-- Start --

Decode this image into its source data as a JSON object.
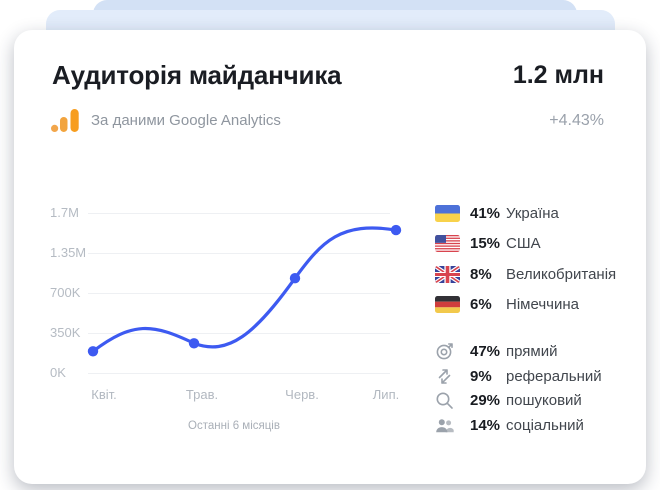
{
  "header": {
    "title": "Аудиторія майданчика",
    "total": "1.2 млн",
    "source_label": "За даними Google Analytics",
    "delta": "+4.43%"
  },
  "chart_data": {
    "type": "line",
    "title": "Аудиторія майданчика",
    "x": [
      "Квіт.",
      "Трав.",
      "Черв.",
      "Лип."
    ],
    "values": [
      190000,
      260000,
      940000,
      1550000
    ],
    "y_ticks": {
      "labels": [
        "1.7M",
        "1.35M",
        "700K",
        "350K",
        "0K"
      ],
      "values": [
        1700000,
        1350000,
        700000,
        350000,
        0
      ]
    },
    "caption": "Останні 6 місяців",
    "line_color": "#3d5af1",
    "grid": true,
    "legend": false
  },
  "audience": {
    "countries": [
      {
        "flag": "ukraine-flag",
        "pct": "41%",
        "name": "Україна"
      },
      {
        "flag": "usa-flag",
        "pct": "15%",
        "name": "США"
      },
      {
        "flag": "uk-flag",
        "pct": "8%",
        "name": "Великобританія"
      },
      {
        "flag": "germany-flag",
        "pct": "6%",
        "name": "Німеччина"
      }
    ],
    "sources": [
      {
        "icon": "target-icon",
        "pct": "47%",
        "name": "прямий"
      },
      {
        "icon": "referral-arrows-icon",
        "pct": "9%",
        "name": "реферальний"
      },
      {
        "icon": "search-icon",
        "pct": "29%",
        "name": "пошуковий"
      },
      {
        "icon": "people-icon",
        "pct": "14%",
        "name": "соціальний"
      }
    ]
  },
  "colors": {
    "accent_line": "#3d5af1",
    "ga_orange": "#f79d1e",
    "muted_text": "#9aa1ab",
    "bg_layer_front": "#e2ecfa",
    "bg_layer_back": "#d3e1f5"
  }
}
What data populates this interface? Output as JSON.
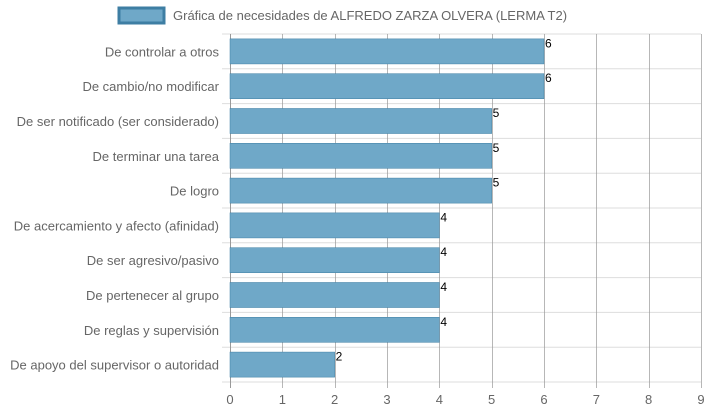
{
  "chart_data": {
    "type": "bar",
    "orientation": "horizontal",
    "legend": {
      "position": "top",
      "entries": [
        "Gráfica de necesidades de ALFREDO ZARZA OLVERA (LERMA T2)"
      ]
    },
    "series": [
      {
        "name": "Gráfica de necesidades de ALFREDO ZARZA OLVERA (LERMA T2)",
        "color": "#6fa8c8",
        "border_color": "#3e7ea3",
        "values": [
          6,
          6,
          5,
          5,
          5,
          4,
          4,
          4,
          4,
          2
        ]
      }
    ],
    "categories": [
      "De controlar a otros",
      "De cambio/no modificar",
      "De ser notificado (ser considerado)",
      "De terminar una tarea",
      "De logro",
      "De acercamiento y afecto (afinidad)",
      "De ser agresivo/pasivo",
      "De pertenecer al grupo",
      "De reglas y supervisión",
      "De apoyo del supervisor o autoridad"
    ],
    "data_labels": [
      "6",
      "6",
      "5",
      "5",
      "5",
      "4",
      "4",
      "4",
      "4",
      "2"
    ],
    "x_ticks": [
      "0",
      "1",
      "2",
      "3",
      "4",
      "5",
      "6",
      "7",
      "8",
      "9"
    ],
    "xlim": [
      0,
      9
    ],
    "grid": true,
    "colors": {
      "gridline": "#dddddd",
      "major_gridline": "#999999",
      "tick_label": "#666666"
    }
  }
}
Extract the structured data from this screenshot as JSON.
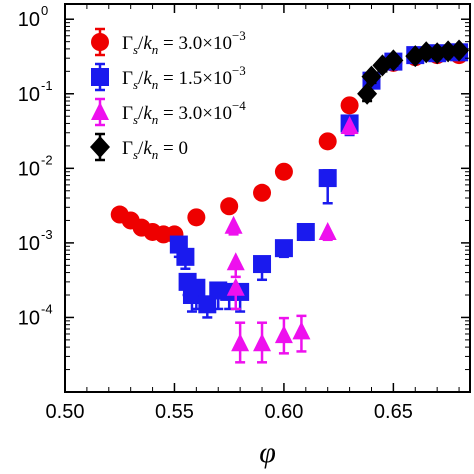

-- End --

- Written problem
Repeat the records above exactly, leaving out the pictures.

- Reply to the task
Decode this image into its source data as a JSON object.
{
  "header": {
    "title": "Аудиторія майданчика",
    "total": "1.2 млн",
    "source_label": "За даними Google Analytics",
    "delta": "+4.43%"
  },
  "chart_data": {
    "type": "line",
    "title": "Аудиторія майданчика",
    "x": [
      "Квіт.",
      "Трав.",
      "Черв.",
      "Лип."
    ],
    "values": [
      190000,
      260000,
      940000,
      1550000
    ],
    "y_ticks": {
      "labels": [
        "1.7M",
        "1.35M",
        "700K",
        "350K",
        "0K"
      ],
      "values": [
        1700000,
        1350000,
        700000,
        350000,
        0
      ]
    },
    "caption": "Останні 6 місяців",
    "line_color": "#3d5af1",
    "grid": true,
    "legend": false
  },
  "audience": {
    "countries": [
      {
        "flag": "ukraine-flag",
        "pct": "41%",
        "name": "Україна"
      },
      {
        "flag": "usa-flag",
        "pct": "15%",
        "name": "США"
      },
      {
        "flag": "uk-flag",
        "pct": "8%",
        "name": "Великобританія"
      },
      {
        "flag": "germany-flag",
        "pct": "6%",
        "name": "Німеччина"
      }
    ],
    "sources": [
      {
        "icon": "target-icon",
        "pct": "47%",
        "name": "прямий"
      },
      {
        "icon": "referral-arrows-icon",
        "pct": "9%",
        "name": "реферальний"
      },
      {
        "icon": "search-icon",
        "pct": "29%",
        "name": "пошуковий"
      },
      {
        "icon": "people-icon",
        "pct": "14%",
        "name": "соціальний"
      }
    ]
  },
  "colors": {
    "accent_line": "#3d5af1",
    "ga_orange": "#f79d1e",
    "muted_text": "#9aa1ab",
    "bg_layer_front": "#e2ecfa",
    "bg_layer_back": "#d3e1f5"
  }
}
What data populates this interface? Output as JSON.
{
  "chart_data": {
    "type": "bar",
    "orientation": "horizontal",
    "legend": {
      "position": "top",
      "entries": [
        "Gráfica de necesidades de ALFREDO ZARZA OLVERA (LERMA T2)"
      ]
    },
    "series": [
      {
        "name": "Gráfica de necesidades de ALFREDO ZARZA OLVERA (LERMA T2)",
        "color": "#6fa8c8",
        "border_color": "#3e7ea3",
        "values": [
          6,
          6,
          5,
          5,
          5,
          4,
          4,
          4,
          4,
          2
        ]
      }
    ],
    "categories": [
      "De controlar a otros",
      "De cambio/no modificar",
      "De ser notificado (ser considerado)",
      "De terminar una tarea",
      "De logro",
      "De acercamiento y afecto (afinidad)",
      "De ser agresivo/pasivo",
      "De pertenecer al grupo",
      "De reglas y supervisión",
      "De apoyo del supervisor o autoridad"
    ],
    "data_labels": [
      "6",
      "6",
      "5",
      "5",
      "5",
      "4",
      "4",
      "4",
      "4",
      "2"
    ],
    "x_ticks": [
      "0",
      "1",
      "2",
      "3",
      "4",
      "5",
      "6",
      "7",
      "8",
      "9"
    ],
    "xlim": [
      0,
      9
    ],
    "grid": true,
    "colors": {
      "gridline": "#dddddd",
      "major_gridline": "#999999",
      "tick_label": "#666666"
    }
  }
}
Extract the structured data from this screenshot as JSON.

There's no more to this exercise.